== Work required ==
Render every entry verbatim.

* * *

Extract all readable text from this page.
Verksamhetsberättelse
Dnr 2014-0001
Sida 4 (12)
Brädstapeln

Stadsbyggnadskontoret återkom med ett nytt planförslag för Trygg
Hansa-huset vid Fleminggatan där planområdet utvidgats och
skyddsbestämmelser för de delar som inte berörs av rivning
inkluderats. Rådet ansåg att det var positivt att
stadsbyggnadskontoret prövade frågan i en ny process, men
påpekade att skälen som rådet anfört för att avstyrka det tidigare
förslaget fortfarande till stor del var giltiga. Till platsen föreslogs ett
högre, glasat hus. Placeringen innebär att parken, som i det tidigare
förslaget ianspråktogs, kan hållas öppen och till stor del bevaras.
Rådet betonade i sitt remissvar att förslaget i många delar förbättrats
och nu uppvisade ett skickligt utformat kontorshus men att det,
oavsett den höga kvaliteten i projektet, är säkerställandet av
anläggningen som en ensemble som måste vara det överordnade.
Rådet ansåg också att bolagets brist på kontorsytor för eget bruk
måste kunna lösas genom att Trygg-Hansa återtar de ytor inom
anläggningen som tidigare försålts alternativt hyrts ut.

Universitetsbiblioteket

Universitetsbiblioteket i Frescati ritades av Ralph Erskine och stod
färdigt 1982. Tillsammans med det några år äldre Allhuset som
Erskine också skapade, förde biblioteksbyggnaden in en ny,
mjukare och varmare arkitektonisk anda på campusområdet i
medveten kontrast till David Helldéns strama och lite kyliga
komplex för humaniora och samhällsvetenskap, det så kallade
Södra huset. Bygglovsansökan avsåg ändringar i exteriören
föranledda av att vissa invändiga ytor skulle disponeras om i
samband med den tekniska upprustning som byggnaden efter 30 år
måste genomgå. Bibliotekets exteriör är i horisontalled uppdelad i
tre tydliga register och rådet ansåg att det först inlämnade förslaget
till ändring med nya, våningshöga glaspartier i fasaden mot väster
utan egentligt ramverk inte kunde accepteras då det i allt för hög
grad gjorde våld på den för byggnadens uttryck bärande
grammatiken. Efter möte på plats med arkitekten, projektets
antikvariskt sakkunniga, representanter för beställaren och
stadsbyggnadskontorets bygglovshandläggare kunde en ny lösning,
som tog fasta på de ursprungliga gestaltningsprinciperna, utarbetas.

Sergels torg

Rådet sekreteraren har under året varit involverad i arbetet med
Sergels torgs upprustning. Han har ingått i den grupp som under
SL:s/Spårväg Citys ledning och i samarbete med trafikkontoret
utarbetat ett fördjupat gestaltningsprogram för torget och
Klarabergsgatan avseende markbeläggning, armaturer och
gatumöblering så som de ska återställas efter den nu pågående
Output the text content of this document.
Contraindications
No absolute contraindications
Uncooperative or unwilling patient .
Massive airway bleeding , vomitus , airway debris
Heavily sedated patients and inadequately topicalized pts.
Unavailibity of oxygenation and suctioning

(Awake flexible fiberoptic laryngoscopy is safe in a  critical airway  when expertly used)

* * *

== Task result ==
Extract all readable text from this page.
Verksamhetsberättelse
Dnr 2014-0001
Sida 4 (12)
Brädstapeln

Stadsbyggnadskontoret återkom med ett nytt planförslag för Trygg
Hansa-huset vid Fleminggatan där planområdet utvidgats och
skyddsbestämmelser för de delar som inte berörs av rivning
inkluderats. Rådet ansåg att det var positivt att
stadsbyggnadskontoret prövade frågan i en ny process, men
påpekade att skälen som rådet anfört för att avstyrka det tidigare
förslaget fortfarande till stor del var giltiga. Till platsen föreslogs ett
högre, glasat hus. Placeringen innebär att parken, som i det tidigare
förslaget ianspråktogs, kan hållas öppen och till stor del bevaras.
Rådet betonade i sitt remissvar att förslaget i många delar förbättrats
och nu uppvisade ett skickligt utformat kontorshus men att det,
oavsett den höga kvaliteten i projektet, är säkerställandet av
anläggningen som en ensemble som måste vara det överordnade.
Rådet ansåg också att bolagets brist på kontorsytor för eget bruk
måste kunna lösas genom att Trygg-Hansa återtar de ytor inom
anläggningen som tidigare försålts alternativt hyrts ut.

Universitetsbiblioteket

Universitetsbiblioteket i Frescati ritades av Ralph Erskine och stod
färdigt 1982. Tillsammans med det några år äldre Allhuset som
Erskine också skapade, förde biblioteksbyggnaden in en ny,
mjukare och varmare arkitektonisk anda på campusområdet i
medveten kontrast till David Helldéns strama och lite kyliga
komplex för humaniora och samhällsvetenskap, det så kallade
Södra huset. Bygglovsansökan avsåg ändringar i exteriören
föranledda av att vissa invändiga ytor skulle disponeras om i
samband med den tekniska upprustning som byggnaden efter 30 år
måste genomgå. Bibliotekets exteriör är i horisontalled uppdelad i
tre tydliga register och rådet ansåg att det först inlämnade förslaget
till ändring med nya, våningshöga glaspartier i fasaden mot väster
utan egentligt ramverk inte kunde accepteras då det i allt för hög
grad gjorde våld på den för byggnadens uttryck bärande
grammatiken. Efter möte på plats med arkitekten, projektets
antikvariskt sakkunniga, representanter för beställaren och
stadsbyggnadskontorets bygglovshandläggare kunde en ny lösning,
som tog fasta på de ursprungliga gestaltningsprinciperna, utarbetas.

Sergels torg

Rådet sekreteraren har under året varit involverad i arbetet med
Sergels torgs upprustning. Han har ingått i den grupp som under
SL:s/Spårväg Citys ledning och i samarbete med trafikkontoret
utarbetat ett fördjupat gestaltningsprogram för torget och
Klarabergsgatan avseende markbeläggning, armaturer och
gatumöblering så som de ska återställas efter den nu pågående
Output the text content of this document.
Contraindications
No absolute contraindications
Uncooperative or unwilling patient .
Massive airway bleeding , vomitus , airway debris
Heavily sedated patients and inadequately topicalized pts.
Unavailibity of oxygenation and suctioning

(Awake flexible fiberoptic laryngoscopy is safe in a  critical airway  when expertly used)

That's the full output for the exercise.